Coordinate annotation records:
══════════
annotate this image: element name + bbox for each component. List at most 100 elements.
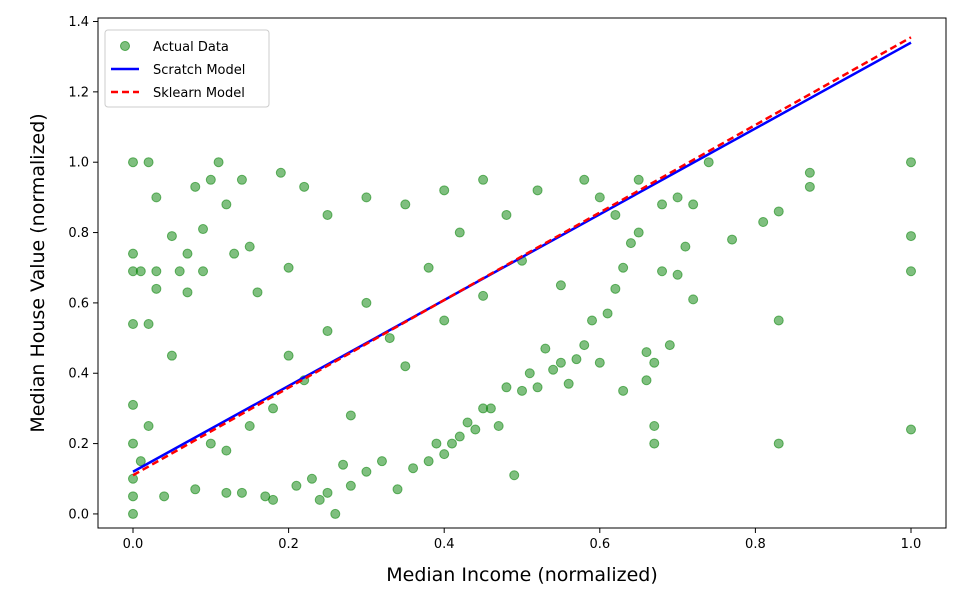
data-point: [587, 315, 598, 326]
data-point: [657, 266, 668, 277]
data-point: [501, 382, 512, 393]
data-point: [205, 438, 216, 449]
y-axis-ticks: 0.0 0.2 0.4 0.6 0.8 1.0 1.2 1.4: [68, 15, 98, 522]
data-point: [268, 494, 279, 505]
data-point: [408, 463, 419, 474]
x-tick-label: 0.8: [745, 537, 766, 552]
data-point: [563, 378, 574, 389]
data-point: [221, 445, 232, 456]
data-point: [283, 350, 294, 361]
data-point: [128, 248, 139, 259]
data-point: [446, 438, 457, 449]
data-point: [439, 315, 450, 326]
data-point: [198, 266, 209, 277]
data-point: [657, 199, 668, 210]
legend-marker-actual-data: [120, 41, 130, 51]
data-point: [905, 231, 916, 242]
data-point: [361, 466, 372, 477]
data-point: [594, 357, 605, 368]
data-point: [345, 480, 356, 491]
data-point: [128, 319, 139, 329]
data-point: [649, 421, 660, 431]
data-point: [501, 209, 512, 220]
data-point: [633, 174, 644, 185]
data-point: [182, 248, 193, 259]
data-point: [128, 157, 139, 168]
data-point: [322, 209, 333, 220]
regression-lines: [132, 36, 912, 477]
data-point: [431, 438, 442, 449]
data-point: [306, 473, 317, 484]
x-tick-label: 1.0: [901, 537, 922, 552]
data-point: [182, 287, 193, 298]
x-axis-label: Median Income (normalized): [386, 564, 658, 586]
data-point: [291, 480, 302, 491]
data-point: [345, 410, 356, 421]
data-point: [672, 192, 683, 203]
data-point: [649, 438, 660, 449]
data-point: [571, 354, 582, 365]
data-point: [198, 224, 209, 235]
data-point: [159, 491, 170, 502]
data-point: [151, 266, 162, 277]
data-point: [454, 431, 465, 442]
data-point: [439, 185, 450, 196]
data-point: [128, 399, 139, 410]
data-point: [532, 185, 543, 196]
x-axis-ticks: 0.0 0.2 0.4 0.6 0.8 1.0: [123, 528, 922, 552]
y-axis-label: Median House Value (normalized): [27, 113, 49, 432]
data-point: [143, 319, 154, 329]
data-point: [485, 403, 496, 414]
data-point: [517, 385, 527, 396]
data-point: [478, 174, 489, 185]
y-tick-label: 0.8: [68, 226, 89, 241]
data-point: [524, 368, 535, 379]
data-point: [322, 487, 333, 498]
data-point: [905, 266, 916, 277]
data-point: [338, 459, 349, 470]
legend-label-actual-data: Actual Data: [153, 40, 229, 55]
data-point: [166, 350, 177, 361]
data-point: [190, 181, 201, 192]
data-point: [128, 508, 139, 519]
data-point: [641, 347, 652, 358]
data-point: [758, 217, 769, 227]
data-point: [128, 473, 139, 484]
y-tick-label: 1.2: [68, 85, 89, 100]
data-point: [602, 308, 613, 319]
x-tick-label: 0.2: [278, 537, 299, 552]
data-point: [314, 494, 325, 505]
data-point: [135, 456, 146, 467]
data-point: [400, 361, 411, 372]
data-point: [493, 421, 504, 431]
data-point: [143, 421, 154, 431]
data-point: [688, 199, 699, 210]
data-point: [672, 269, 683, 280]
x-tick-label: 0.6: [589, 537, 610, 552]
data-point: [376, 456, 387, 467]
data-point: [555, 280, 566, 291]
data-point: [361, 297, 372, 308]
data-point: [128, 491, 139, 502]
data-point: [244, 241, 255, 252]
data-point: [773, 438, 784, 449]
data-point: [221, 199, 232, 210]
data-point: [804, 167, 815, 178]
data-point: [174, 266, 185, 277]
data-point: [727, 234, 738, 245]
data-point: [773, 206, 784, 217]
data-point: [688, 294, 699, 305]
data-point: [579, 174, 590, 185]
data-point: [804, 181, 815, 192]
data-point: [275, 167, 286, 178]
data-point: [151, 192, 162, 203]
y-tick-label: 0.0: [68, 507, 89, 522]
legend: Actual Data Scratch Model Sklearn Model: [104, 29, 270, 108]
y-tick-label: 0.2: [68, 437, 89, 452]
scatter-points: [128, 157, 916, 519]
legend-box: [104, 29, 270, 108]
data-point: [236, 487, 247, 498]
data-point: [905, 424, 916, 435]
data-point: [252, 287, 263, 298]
══════════
TO BE DONE: Rename "data-point" to "point-marker" throughout the entries and change nothing else. Leave the picture out of your answer.

RESULT OF THIS EXERCISE:
annotate this image: element name + bbox for each component. List at most 100 elements.
point-marker: [587, 315, 598, 326]
point-marker: [657, 266, 668, 277]
point-marker: [501, 382, 512, 393]
point-marker: [205, 438, 216, 449]
y-axis-ticks: 0.0 0.2 0.4 0.6 0.8 1.0 1.2 1.4: [68, 15, 98, 522]
point-marker: [268, 494, 279, 505]
point-marker: [408, 463, 419, 474]
x-tick-label: 0.8: [745, 537, 766, 552]
point-marker: [563, 378, 574, 389]
point-marker: [221, 445, 232, 456]
point-marker: [283, 350, 294, 361]
point-marker: [128, 248, 139, 259]
point-marker: [446, 438, 457, 449]
point-marker: [439, 315, 450, 326]
point-marker: [198, 266, 209, 277]
point-marker: [657, 199, 668, 210]
legend-marker-actual-data: [120, 41, 130, 51]
point-marker: [905, 231, 916, 242]
point-marker: [361, 466, 372, 477]
point-marker: [594, 357, 605, 368]
point-marker: [345, 480, 356, 491]
point-marker: [128, 319, 139, 329]
point-marker: [649, 421, 660, 431]
point-marker: [501, 209, 512, 220]
point-marker: [633, 174, 644, 185]
point-marker: [182, 248, 193, 259]
point-marker: [128, 157, 139, 168]
point-marker: [322, 209, 333, 220]
regression-lines: [132, 36, 912, 477]
point-marker: [431, 438, 442, 449]
point-marker: [306, 473, 317, 484]
x-tick-label: 1.0: [901, 537, 922, 552]
point-marker: [182, 287, 193, 298]
x-axis-label: Median Income (normalized): [386, 564, 658, 586]
point-marker: [291, 480, 302, 491]
point-marker: [345, 410, 356, 421]
point-marker: [672, 192, 683, 203]
point-marker: [649, 438, 660, 449]
point-marker: [571, 354, 582, 365]
point-marker: [198, 224, 209, 235]
point-marker: [159, 491, 170, 502]
point-marker: [151, 266, 162, 277]
point-marker: [454, 431, 465, 442]
point-marker: [439, 185, 450, 196]
point-marker: [128, 399, 139, 410]
point-marker: [532, 185, 543, 196]
x-axis-ticks: 0.0 0.2 0.4 0.6 0.8 1.0: [123, 528, 922, 552]
y-axis-label: Median House Value (normalized): [27, 113, 49, 432]
point-marker: [143, 319, 154, 329]
point-marker: [485, 403, 496, 414]
point-marker: [517, 385, 527, 396]
point-marker: [478, 174, 489, 185]
y-tick-label: 0.8: [68, 226, 89, 241]
point-marker: [524, 368, 535, 379]
point-marker: [322, 487, 333, 498]
point-marker: [905, 266, 916, 277]
point-marker: [338, 459, 349, 470]
legend-label-actual-data: Actual Data: [153, 40, 229, 55]
point-marker: [166, 350, 177, 361]
point-marker: [190, 181, 201, 192]
point-marker: [128, 508, 139, 519]
point-marker: [641, 347, 652, 358]
point-marker: [758, 217, 769, 227]
point-marker: [128, 473, 139, 484]
y-tick-label: 1.2: [68, 85, 89, 100]
point-marker: [602, 308, 613, 319]
x-tick-label: 0.2: [278, 537, 299, 552]
point-marker: [314, 494, 325, 505]
point-marker: [135, 456, 146, 467]
point-marker: [400, 361, 411, 372]
point-marker: [493, 421, 504, 431]
point-marker: [143, 421, 154, 431]
point-marker: [688, 199, 699, 210]
point-marker: [672, 269, 683, 280]
x-tick-label: 0.6: [589, 537, 610, 552]
point-marker: [376, 456, 387, 467]
point-marker: [555, 280, 566, 291]
point-marker: [361, 297, 372, 308]
point-marker: [128, 491, 139, 502]
point-marker: [244, 241, 255, 252]
point-marker: [773, 438, 784, 449]
point-marker: [221, 199, 232, 210]
point-marker: [804, 167, 815, 178]
point-marker: [174, 266, 185, 277]
point-marker: [727, 234, 738, 245]
point-marker: [773, 206, 784, 217]
point-marker: [688, 294, 699, 305]
point-marker: [579, 174, 590, 185]
point-marker: [804, 181, 815, 192]
point-marker: [275, 167, 286, 178]
point-marker: [151, 192, 162, 203]
y-tick-label: 0.0: [68, 507, 89, 522]
legend: Actual Data Scratch Model Sklearn Model: [104, 29, 270, 108]
y-tick-label: 0.2: [68, 437, 89, 452]
scatter-points: [128, 157, 916, 519]
legend-box: [104, 29, 270, 108]
point-marker: [236, 487, 247, 498]
point-marker: [905, 424, 916, 435]
point-marker: [252, 287, 263, 298]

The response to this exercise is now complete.